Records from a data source
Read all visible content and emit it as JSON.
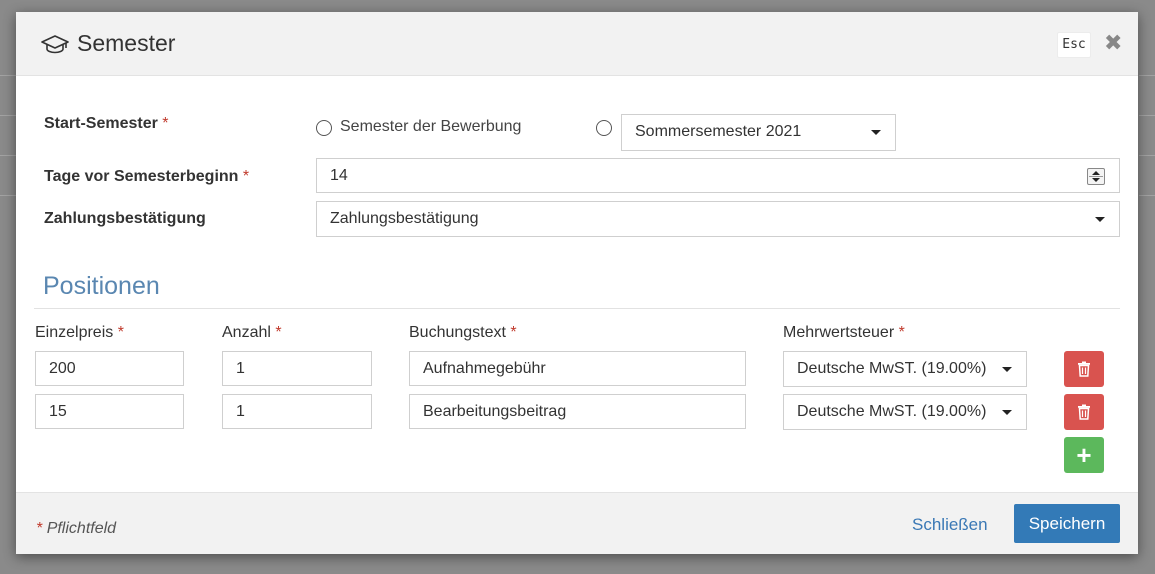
{
  "modal": {
    "title": "Semester",
    "esc_label": "Esc",
    "close_glyph": "✖"
  },
  "form": {
    "start_semester": {
      "label": "Start-Semester",
      "required": "*",
      "option_1_label": "Semester der Bewerbung",
      "option_2_select_value": "Sommersemester 2021"
    },
    "days_before": {
      "label": "Tage vor Semesterbeginn",
      "required": "*",
      "value": "14"
    },
    "payment_confirmation": {
      "label": "Zahlungsbestätigung",
      "select_value": "Zahlungsbestätigung"
    }
  },
  "positions": {
    "title": "Positionen",
    "columns": {
      "unit_price": "Einzelpreis",
      "quantity": "Anzahl",
      "booking_text": "Buchungstext",
      "vat": "Mehrwertsteuer",
      "required": "*"
    },
    "rows": [
      {
        "unit_price": "200",
        "quantity": "1",
        "booking_text": "Aufnahmegebühr",
        "vat": "Deutsche MwST. (19.00%)"
      },
      {
        "unit_price": "15",
        "quantity": "1",
        "booking_text": "Bearbeitungsbeitrag",
        "vat": "Deutsche MwST. (19.00%)"
      }
    ],
    "add_glyph": "+"
  },
  "footer": {
    "required_mark": "*",
    "required_note": "Pflichtfeld",
    "close_label": "Schließen",
    "save_label": "Speichern"
  },
  "colors": {
    "primary": "#337ab7",
    "danger": "#d9534f",
    "success": "#5cb85c",
    "section_title": "#5a87b1",
    "required": "#c0392b"
  },
  "icons": {
    "title_icon": "graduation-cap-icon",
    "delete_icon": "trash-icon",
    "add_icon": "plus-icon"
  }
}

GOAL
Your task is to list each line of the records with the word "Zahlungsbestätigung".

WRITTEN SOLUTION
      "label": "Zahlungsbestätigung",
      "select_value": "Zahlungsbestätigung"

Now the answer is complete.